Records from a collection of figures
>>>
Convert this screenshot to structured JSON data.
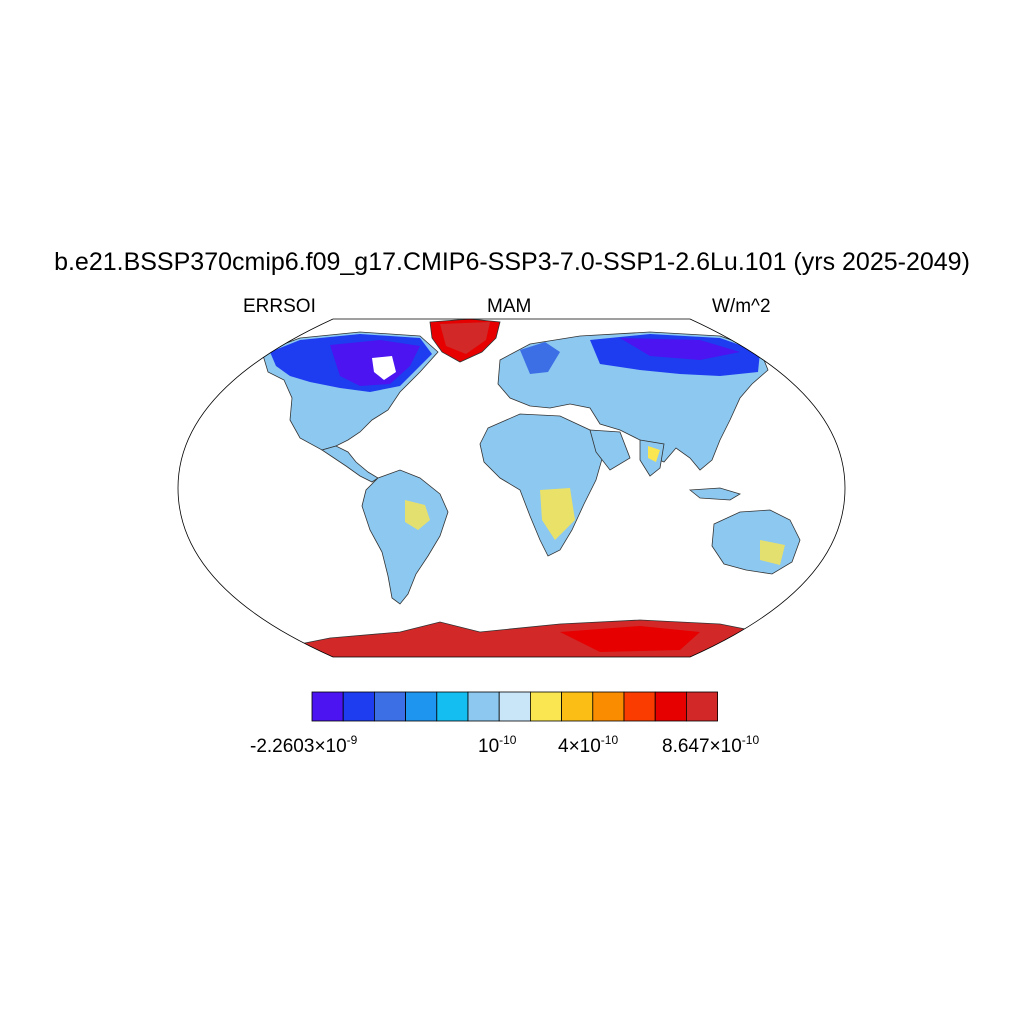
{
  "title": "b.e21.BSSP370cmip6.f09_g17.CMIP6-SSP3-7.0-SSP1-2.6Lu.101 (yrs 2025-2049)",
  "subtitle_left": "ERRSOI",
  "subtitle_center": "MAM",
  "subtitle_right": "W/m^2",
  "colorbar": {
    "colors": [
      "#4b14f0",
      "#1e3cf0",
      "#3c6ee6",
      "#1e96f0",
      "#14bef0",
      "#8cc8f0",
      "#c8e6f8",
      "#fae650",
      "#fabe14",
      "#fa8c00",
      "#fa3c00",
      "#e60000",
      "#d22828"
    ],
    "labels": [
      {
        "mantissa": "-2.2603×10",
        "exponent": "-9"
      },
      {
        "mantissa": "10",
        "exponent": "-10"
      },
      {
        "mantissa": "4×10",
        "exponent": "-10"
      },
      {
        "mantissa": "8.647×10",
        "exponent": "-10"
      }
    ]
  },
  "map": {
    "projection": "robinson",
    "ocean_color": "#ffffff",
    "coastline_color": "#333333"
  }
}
<<<
>>>
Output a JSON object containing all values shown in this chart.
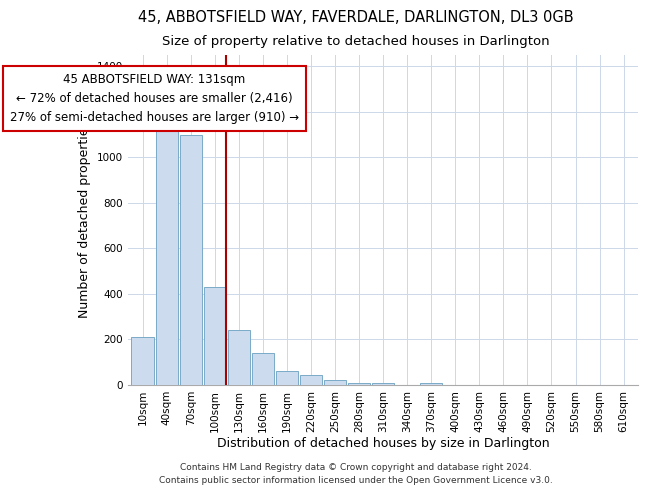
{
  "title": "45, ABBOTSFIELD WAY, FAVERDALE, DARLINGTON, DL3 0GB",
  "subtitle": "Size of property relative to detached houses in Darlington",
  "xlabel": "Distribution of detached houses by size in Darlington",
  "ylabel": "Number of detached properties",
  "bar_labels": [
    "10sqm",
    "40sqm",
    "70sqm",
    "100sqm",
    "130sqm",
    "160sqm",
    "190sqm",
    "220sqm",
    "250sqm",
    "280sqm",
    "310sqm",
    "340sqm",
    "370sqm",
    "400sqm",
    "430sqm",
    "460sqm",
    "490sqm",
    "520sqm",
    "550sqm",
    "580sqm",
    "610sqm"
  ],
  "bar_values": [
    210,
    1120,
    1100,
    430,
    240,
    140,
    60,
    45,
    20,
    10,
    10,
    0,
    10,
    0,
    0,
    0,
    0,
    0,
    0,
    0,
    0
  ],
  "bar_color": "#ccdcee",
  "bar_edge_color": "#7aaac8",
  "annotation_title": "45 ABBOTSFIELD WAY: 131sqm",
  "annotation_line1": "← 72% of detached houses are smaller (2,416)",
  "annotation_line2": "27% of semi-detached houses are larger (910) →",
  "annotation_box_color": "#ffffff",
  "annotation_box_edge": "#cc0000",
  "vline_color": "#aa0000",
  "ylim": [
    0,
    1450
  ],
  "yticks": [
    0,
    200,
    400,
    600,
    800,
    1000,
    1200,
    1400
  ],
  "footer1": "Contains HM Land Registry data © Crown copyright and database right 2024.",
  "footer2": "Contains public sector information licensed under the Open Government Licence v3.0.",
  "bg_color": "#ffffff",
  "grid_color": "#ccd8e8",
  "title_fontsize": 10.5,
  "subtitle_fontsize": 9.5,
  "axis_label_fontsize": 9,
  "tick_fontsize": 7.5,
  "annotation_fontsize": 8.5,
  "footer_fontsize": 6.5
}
<<<
Your objective — Locate the lines above that hold the word "mantissa". Show every one of them.

Complete answer —
        "mantissa": "-2.2603×10",
        "mantissa": "10",
        "mantissa": "4×10",
        "mantissa": "8.647×10",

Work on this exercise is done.